# start of Given records

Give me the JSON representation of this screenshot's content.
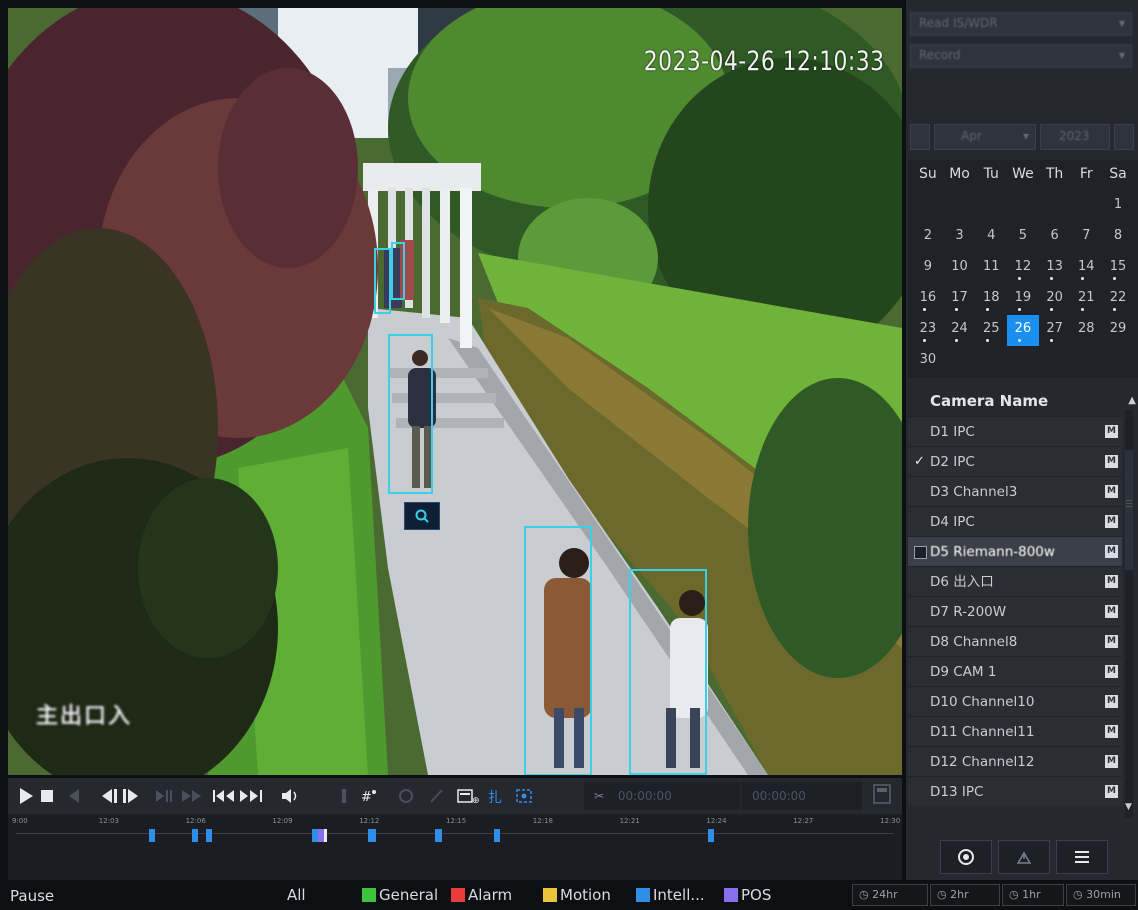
{
  "video": {
    "timestamp": "2023-04-26 12:10:33",
    "channel_label": "主出口入"
  },
  "panel": {
    "dropdown1": "Read IS/WDR",
    "dropdown2": "Record",
    "month": "Apr",
    "year": "2023",
    "weekdays": [
      "Su",
      "Mo",
      "Tu",
      "We",
      "Th",
      "Fr",
      "Sa"
    ],
    "days": [
      {
        "d": "",
        "dot": false
      },
      {
        "d": "",
        "dot": false
      },
      {
        "d": "",
        "dot": false
      },
      {
        "d": "",
        "dot": false
      },
      {
        "d": "",
        "dot": false
      },
      {
        "d": "",
        "dot": false
      },
      {
        "d": "1",
        "dot": false
      },
      {
        "d": "2",
        "dot": false
      },
      {
        "d": "3",
        "dot": false
      },
      {
        "d": "4",
        "dot": false
      },
      {
        "d": "5",
        "dot": false
      },
      {
        "d": "6",
        "dot": false
      },
      {
        "d": "7",
        "dot": false
      },
      {
        "d": "8",
        "dot": false
      },
      {
        "d": "9",
        "dot": false
      },
      {
        "d": "10",
        "dot": false
      },
      {
        "d": "11",
        "dot": false
      },
      {
        "d": "12",
        "dot": true
      },
      {
        "d": "13",
        "dot": true
      },
      {
        "d": "14",
        "dot": true
      },
      {
        "d": "15",
        "dot": true
      },
      {
        "d": "16",
        "dot": true
      },
      {
        "d": "17",
        "dot": true
      },
      {
        "d": "18",
        "dot": true
      },
      {
        "d": "19",
        "dot": true
      },
      {
        "d": "20",
        "dot": true
      },
      {
        "d": "21",
        "dot": true
      },
      {
        "d": "22",
        "dot": true
      },
      {
        "d": "23",
        "dot": true
      },
      {
        "d": "24",
        "dot": true
      },
      {
        "d": "25",
        "dot": true
      },
      {
        "d": "26",
        "dot": true,
        "selected": true
      },
      {
        "d": "27",
        "dot": true
      },
      {
        "d": "28",
        "dot": false
      },
      {
        "d": "29",
        "dot": false
      },
      {
        "d": "30",
        "dot": false
      }
    ],
    "camera_header": "Camera Name",
    "cameras": [
      {
        "name": "D1 IPC",
        "checked": false
      },
      {
        "name": "D2 IPC",
        "checked": true
      },
      {
        "name": "D3 Channel3",
        "checked": false
      },
      {
        "name": "D4 IPC",
        "checked": false
      },
      {
        "name": "D5 Riemann-800w",
        "checked": false,
        "highlight": true
      },
      {
        "name": "D6 出入口",
        "checked": false
      },
      {
        "name": "D7 R-200W",
        "checked": false
      },
      {
        "name": "D8 Channel8",
        "checked": false
      },
      {
        "name": "D9 CAM 1",
        "checked": false
      },
      {
        "name": "D10 Channel10",
        "checked": false
      },
      {
        "name": "D11 Channel11",
        "checked": false
      },
      {
        "name": "D12 Channel12",
        "checked": false
      },
      {
        "name": "D13 IPC",
        "checked": false
      }
    ],
    "camera_badge": "M"
  },
  "toolbar": {
    "start_time": "00:00:00",
    "end_time": "00:00:00"
  },
  "timeline": {
    "ticks": [
      "9:00",
      "12:03",
      "12:06",
      "12:09",
      "12:12",
      "12:15",
      "12:18",
      "12:21",
      "12:24",
      "12:27",
      "12:30"
    ]
  },
  "status": {
    "state": "Pause",
    "legend_all": "All",
    "legend": [
      {
        "label": "General",
        "color": "#3cc43c"
      },
      {
        "label": "Alarm",
        "color": "#e83c3c"
      },
      {
        "label": "Motion",
        "color": "#e8c43c"
      },
      {
        "label": "Intell...",
        "color": "#2f8fe8"
      },
      {
        "label": "POS",
        "color": "#8a6ef0"
      }
    ],
    "zoom": [
      "24hr",
      "2hr",
      "1hr",
      "30min"
    ]
  },
  "colors": {
    "accent": "#1a8ff0",
    "detection_box": "#3ad1e8"
  }
}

# end of Given records

## What to work on
Write out the material above again, word for word, minus its pictures.

## Right answer
Give me the JSON representation of this screenshot's content.
{
  "video": {
    "timestamp": "2023-04-26 12:10:33",
    "channel_label": "主出口入"
  },
  "panel": {
    "dropdown1": "Read IS/WDR",
    "dropdown2": "Record",
    "month": "Apr",
    "year": "2023",
    "weekdays": [
      "Su",
      "Mo",
      "Tu",
      "We",
      "Th",
      "Fr",
      "Sa"
    ],
    "days": [
      {
        "d": "",
        "dot": false
      },
      {
        "d": "",
        "dot": false
      },
      {
        "d": "",
        "dot": false
      },
      {
        "d": "",
        "dot": false
      },
      {
        "d": "",
        "dot": false
      },
      {
        "d": "",
        "dot": false
      },
      {
        "d": "1",
        "dot": false
      },
      {
        "d": "2",
        "dot": false
      },
      {
        "d": "3",
        "dot": false
      },
      {
        "d": "4",
        "dot": false
      },
      {
        "d": "5",
        "dot": false
      },
      {
        "d": "6",
        "dot": false
      },
      {
        "d": "7",
        "dot": false
      },
      {
        "d": "8",
        "dot": false
      },
      {
        "d": "9",
        "dot": false
      },
      {
        "d": "10",
        "dot": false
      },
      {
        "d": "11",
        "dot": false
      },
      {
        "d": "12",
        "dot": true
      },
      {
        "d": "13",
        "dot": true
      },
      {
        "d": "14",
        "dot": true
      },
      {
        "d": "15",
        "dot": true
      },
      {
        "d": "16",
        "dot": true
      },
      {
        "d": "17",
        "dot": true
      },
      {
        "d": "18",
        "dot": true
      },
      {
        "d": "19",
        "dot": true
      },
      {
        "d": "20",
        "dot": true
      },
      {
        "d": "21",
        "dot": true
      },
      {
        "d": "22",
        "dot": true
      },
      {
        "d": "23",
        "dot": true
      },
      {
        "d": "24",
        "dot": true
      },
      {
        "d": "25",
        "dot": true
      },
      {
        "d": "26",
        "dot": true,
        "selected": true
      },
      {
        "d": "27",
        "dot": true
      },
      {
        "d": "28",
        "dot": false
      },
      {
        "d": "29",
        "dot": false
      },
      {
        "d": "30",
        "dot": false
      }
    ],
    "camera_header": "Camera Name",
    "cameras": [
      {
        "name": "D1 IPC",
        "checked": false
      },
      {
        "name": "D2 IPC",
        "checked": true
      },
      {
        "name": "D3 Channel3",
        "checked": false
      },
      {
        "name": "D4 IPC",
        "checked": false
      },
      {
        "name": "D5 Riemann-800w",
        "checked": false,
        "highlight": true
      },
      {
        "name": "D6 出入口",
        "checked": false
      },
      {
        "name": "D7 R-200W",
        "checked": false
      },
      {
        "name": "D8 Channel8",
        "checked": false
      },
      {
        "name": "D9 CAM 1",
        "checked": false
      },
      {
        "name": "D10 Channel10",
        "checked": false
      },
      {
        "name": "D11 Channel11",
        "checked": false
      },
      {
        "name": "D12 Channel12",
        "checked": false
      },
      {
        "name": "D13 IPC",
        "checked": false
      }
    ],
    "camera_badge": "M"
  },
  "toolbar": {
    "start_time": "00:00:00",
    "end_time": "00:00:00"
  },
  "timeline": {
    "ticks": [
      "9:00",
      "12:03",
      "12:06",
      "12:09",
      "12:12",
      "12:15",
      "12:18",
      "12:21",
      "12:24",
      "12:27",
      "12:30"
    ]
  },
  "status": {
    "state": "Pause",
    "legend_all": "All",
    "legend": [
      {
        "label": "General",
        "color": "#3cc43c"
      },
      {
        "label": "Alarm",
        "color": "#e83c3c"
      },
      {
        "label": "Motion",
        "color": "#e8c43c"
      },
      {
        "label": "Intell...",
        "color": "#2f8fe8"
      },
      {
        "label": "POS",
        "color": "#8a6ef0"
      }
    ],
    "zoom": [
      "24hr",
      "2hr",
      "1hr",
      "30min"
    ]
  },
  "colors": {
    "accent": "#1a8ff0",
    "detection_box": "#3ad1e8"
  }
}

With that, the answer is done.